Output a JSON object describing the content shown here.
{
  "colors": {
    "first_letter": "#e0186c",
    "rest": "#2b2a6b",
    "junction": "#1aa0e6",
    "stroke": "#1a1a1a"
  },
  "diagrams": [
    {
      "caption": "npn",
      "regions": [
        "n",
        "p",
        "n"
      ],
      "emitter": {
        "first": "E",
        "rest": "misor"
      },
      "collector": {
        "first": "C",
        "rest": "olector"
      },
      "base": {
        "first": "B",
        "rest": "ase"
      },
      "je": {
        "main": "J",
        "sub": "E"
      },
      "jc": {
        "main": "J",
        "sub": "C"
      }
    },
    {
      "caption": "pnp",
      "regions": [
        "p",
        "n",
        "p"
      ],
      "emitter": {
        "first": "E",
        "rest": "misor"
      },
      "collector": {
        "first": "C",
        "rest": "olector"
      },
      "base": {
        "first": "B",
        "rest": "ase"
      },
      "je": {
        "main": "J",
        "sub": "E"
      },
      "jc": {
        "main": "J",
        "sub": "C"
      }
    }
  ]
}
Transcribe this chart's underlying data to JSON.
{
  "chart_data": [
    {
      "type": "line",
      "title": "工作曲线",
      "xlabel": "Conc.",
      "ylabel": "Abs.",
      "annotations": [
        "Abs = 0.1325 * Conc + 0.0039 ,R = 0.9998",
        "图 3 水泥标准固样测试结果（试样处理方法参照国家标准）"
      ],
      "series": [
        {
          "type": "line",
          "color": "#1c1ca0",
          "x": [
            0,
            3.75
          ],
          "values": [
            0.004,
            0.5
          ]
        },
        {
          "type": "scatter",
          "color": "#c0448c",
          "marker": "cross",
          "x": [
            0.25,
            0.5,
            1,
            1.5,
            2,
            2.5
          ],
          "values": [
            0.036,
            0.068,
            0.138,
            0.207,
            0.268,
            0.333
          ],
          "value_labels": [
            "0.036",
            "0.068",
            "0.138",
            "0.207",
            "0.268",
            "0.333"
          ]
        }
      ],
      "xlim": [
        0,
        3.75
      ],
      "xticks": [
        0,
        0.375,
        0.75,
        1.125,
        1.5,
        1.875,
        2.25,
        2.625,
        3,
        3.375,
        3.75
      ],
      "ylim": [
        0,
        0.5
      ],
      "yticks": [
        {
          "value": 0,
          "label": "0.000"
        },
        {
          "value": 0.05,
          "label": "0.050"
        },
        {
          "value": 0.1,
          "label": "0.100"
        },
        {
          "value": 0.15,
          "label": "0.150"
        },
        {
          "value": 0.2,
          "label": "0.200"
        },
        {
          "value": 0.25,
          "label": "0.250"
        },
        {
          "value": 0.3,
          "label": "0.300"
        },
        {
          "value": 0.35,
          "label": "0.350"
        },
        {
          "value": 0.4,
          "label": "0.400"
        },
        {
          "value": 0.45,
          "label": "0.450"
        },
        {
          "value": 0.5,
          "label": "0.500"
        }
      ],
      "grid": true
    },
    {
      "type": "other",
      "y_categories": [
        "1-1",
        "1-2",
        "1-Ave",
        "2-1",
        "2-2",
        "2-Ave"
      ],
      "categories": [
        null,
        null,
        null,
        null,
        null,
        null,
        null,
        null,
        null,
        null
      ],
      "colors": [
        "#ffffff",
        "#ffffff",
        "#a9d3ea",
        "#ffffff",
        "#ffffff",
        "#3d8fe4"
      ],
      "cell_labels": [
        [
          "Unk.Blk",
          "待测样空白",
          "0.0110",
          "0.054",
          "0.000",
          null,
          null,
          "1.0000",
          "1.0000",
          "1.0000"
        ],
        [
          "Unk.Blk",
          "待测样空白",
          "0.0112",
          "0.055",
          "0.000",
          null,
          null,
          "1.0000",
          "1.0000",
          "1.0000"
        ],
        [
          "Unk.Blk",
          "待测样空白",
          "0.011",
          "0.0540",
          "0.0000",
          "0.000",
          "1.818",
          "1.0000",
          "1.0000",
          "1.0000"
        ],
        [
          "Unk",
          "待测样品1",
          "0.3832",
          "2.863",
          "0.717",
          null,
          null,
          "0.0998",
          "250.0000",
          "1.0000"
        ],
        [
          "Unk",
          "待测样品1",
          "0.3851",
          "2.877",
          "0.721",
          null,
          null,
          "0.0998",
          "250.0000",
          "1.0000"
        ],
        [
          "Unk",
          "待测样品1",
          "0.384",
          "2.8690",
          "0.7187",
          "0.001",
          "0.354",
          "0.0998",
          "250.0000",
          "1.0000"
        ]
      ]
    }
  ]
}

☆ ☆ ☆

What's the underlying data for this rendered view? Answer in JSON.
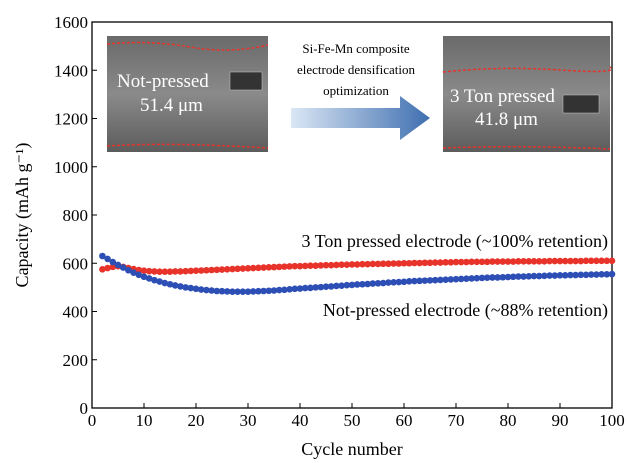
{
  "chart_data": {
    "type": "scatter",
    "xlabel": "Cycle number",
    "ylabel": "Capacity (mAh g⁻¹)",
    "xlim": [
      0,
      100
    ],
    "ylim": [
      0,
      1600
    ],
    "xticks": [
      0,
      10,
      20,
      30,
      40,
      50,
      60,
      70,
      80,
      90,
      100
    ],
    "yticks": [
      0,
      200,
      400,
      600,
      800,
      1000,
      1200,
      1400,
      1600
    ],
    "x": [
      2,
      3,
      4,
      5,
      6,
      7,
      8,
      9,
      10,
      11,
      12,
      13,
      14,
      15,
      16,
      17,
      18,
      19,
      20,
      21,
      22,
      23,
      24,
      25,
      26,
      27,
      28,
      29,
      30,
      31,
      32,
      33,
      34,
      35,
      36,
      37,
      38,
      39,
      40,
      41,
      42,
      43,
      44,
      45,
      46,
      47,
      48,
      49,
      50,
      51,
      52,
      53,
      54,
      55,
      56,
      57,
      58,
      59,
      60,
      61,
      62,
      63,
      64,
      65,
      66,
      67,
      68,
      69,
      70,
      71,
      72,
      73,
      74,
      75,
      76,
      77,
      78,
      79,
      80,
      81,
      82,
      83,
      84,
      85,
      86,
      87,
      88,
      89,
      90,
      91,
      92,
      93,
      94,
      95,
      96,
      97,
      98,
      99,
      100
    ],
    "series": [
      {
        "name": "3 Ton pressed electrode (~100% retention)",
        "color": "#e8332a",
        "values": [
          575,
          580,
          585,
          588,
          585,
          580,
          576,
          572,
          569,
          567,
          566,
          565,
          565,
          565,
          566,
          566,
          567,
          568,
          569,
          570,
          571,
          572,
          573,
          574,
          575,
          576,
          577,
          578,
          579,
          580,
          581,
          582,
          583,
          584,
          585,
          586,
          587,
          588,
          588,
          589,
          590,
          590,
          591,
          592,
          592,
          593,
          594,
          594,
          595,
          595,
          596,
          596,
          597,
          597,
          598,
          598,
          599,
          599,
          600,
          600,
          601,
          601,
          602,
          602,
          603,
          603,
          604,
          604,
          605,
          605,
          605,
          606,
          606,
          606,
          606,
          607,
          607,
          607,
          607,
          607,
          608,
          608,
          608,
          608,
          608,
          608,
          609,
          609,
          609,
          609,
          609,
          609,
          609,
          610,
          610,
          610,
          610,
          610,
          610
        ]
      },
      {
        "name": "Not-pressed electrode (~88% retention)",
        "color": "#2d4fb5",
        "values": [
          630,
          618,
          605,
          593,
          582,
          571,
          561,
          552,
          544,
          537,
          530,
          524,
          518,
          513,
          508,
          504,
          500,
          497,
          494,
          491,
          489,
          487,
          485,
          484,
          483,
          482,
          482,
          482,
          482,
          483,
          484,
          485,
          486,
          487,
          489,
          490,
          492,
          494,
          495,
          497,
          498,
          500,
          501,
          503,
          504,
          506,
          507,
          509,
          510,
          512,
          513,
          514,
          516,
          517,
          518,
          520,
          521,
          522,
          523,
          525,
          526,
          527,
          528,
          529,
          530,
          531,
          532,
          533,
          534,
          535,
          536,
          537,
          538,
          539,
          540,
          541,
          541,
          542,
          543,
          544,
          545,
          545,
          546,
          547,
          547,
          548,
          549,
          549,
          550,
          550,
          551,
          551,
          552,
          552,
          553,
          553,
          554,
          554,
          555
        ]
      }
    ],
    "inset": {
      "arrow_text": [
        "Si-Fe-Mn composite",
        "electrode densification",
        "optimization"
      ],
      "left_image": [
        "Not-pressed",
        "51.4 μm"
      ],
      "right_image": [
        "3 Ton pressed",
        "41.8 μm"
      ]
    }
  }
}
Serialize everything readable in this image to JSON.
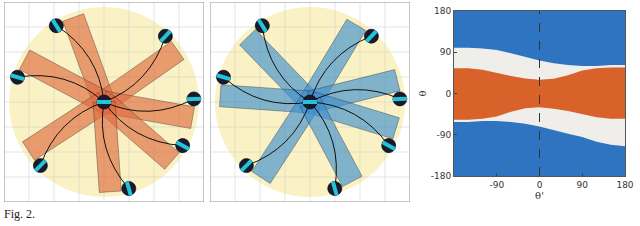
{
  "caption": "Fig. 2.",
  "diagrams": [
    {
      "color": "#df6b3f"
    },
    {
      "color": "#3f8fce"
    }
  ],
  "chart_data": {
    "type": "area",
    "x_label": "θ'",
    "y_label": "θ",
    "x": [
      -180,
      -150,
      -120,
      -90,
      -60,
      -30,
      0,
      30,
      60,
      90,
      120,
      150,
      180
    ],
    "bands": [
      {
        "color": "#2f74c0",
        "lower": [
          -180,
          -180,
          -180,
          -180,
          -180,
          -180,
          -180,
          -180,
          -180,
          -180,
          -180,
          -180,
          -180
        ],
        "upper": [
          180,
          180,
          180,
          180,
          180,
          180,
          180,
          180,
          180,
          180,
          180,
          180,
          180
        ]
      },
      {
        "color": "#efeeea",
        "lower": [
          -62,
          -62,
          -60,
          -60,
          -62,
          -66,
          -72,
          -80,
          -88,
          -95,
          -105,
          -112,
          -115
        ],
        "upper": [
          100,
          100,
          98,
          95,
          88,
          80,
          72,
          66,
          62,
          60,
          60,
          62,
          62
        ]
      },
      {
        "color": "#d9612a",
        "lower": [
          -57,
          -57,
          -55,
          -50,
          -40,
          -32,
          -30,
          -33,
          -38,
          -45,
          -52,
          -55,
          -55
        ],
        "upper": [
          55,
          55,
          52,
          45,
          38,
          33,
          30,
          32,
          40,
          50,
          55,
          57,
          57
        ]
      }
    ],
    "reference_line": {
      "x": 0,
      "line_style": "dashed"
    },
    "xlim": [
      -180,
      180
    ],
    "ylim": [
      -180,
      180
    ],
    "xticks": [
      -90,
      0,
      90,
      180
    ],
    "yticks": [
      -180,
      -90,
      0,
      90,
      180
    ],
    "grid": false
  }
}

☆ ☆ ☆

> _PROBLEM DESCRIPTION_:
Pull out all lines containing "name".

> _FULL SOLUTION_:
        "name": "3 Ton pressed electrode (~100% retention)",
        "name": "Not-pressed electrode (~88% retention)",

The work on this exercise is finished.